• Records to process

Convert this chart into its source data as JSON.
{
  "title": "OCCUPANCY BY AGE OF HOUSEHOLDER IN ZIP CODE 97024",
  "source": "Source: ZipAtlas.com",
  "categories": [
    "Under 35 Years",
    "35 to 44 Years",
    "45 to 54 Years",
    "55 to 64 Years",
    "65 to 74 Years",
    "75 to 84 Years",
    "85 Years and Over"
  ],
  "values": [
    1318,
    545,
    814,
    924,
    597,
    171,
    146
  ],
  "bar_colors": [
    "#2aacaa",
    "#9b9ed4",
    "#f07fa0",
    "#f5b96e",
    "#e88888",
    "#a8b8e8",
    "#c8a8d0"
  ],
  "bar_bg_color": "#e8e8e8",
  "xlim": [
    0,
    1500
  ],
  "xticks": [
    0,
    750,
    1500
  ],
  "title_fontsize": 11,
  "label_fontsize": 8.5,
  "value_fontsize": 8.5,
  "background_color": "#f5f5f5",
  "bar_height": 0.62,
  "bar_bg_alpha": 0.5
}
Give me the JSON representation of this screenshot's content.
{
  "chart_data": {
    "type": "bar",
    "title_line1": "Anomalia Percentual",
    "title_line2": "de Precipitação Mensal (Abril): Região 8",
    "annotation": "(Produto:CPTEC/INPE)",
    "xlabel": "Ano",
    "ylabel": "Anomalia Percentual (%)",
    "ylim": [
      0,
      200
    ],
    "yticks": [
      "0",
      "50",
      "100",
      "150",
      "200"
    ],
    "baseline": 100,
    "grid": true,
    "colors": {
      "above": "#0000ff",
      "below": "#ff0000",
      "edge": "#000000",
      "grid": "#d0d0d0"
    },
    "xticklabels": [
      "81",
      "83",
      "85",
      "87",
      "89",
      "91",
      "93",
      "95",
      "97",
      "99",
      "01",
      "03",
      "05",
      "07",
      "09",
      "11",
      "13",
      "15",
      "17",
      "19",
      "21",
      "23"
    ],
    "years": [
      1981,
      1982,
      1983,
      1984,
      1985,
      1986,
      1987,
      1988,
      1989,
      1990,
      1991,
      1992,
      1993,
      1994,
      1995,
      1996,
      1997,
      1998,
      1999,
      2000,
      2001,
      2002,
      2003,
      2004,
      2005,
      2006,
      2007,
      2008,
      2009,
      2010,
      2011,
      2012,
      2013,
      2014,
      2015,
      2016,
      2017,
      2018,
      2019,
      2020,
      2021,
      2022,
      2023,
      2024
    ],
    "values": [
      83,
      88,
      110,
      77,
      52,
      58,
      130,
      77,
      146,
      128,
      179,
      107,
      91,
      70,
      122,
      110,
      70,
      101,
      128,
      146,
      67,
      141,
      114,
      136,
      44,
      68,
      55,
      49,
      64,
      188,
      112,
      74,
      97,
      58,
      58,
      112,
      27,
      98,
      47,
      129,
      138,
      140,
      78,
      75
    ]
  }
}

• Stated problem
In the entries above, find each line with the string "Percentual" and copy it.

• Solution to this task
    "title_line1": "Anomalia Percentual",
    "ylabel": "Anomalia Percentual (%)",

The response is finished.